Your goal » Exactly as written, quote every line that follows, skipping the images.
--- Start Extracted data ---
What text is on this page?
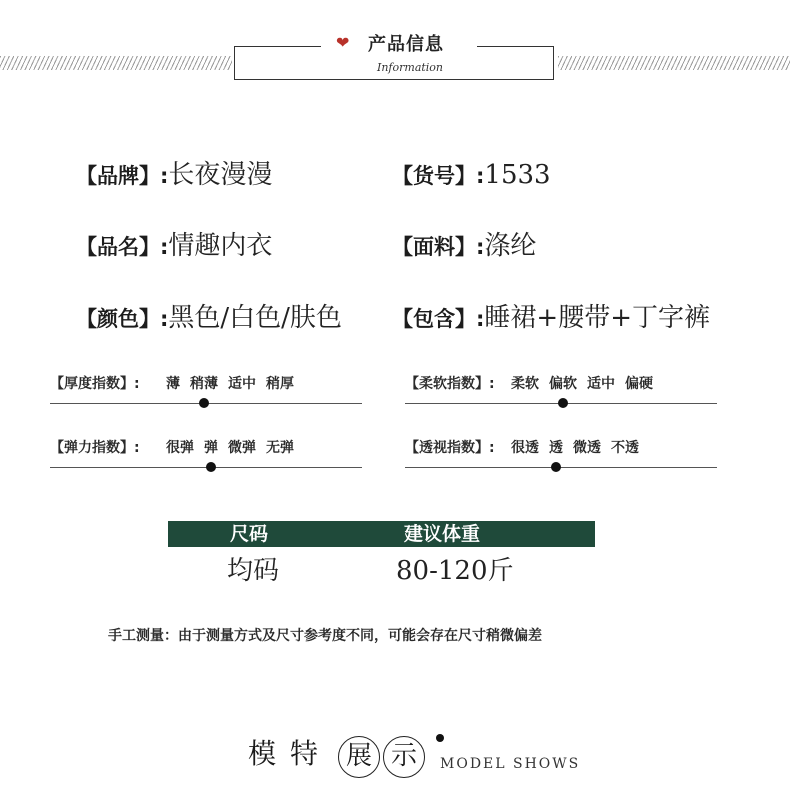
❤ 产品信息
Information
【品牌】:长夜漫漫	【货号】:1533
【品名】:情趣内衣	【面料】:涤纶
【颜色】:黑色/白色/肤色 【包含】:睡裙+腰带+丁字裤
【厚度指数】: 薄 稍薄 适中 稍厚	【柔软指数】: 柔软 偏软 适中 偏硬
【弹力指数】: 很弹 弹 微弹 无弹	【透视指数】: 很透 透 微透 不透
尺码	建议体重
均码	80-120斤
手工测量：由于测量方式及尺寸参考度不同，可能会存在尺寸稍微偏差
模 特 展 示	MODEL SHOWS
--- End Extracted data ---
Result for this task »
What text is on this page?
❤ 产品信息
Information
【品牌】:长夜漫漫	【货号】:1533
【品名】:情趣内衣	【面料】:涤纶
【颜色】:黑色/白色/肤色 【包含】:睡裙+腰带+丁字裤
【厚度指数】: 薄 稍薄 适中 稍厚	【柔软指数】: 柔软 偏软 适中 偏硬
【弹力指数】: 很弹 弹 微弹 无弹	【透视指数】: 很透 透 微透 不透
尺码	建议体重
均码	80-120斤
手工测量：由于测量方式及尺寸参考度不同，可能会存在尺寸稍微偏差
模 特 展 示	MODEL SHOWS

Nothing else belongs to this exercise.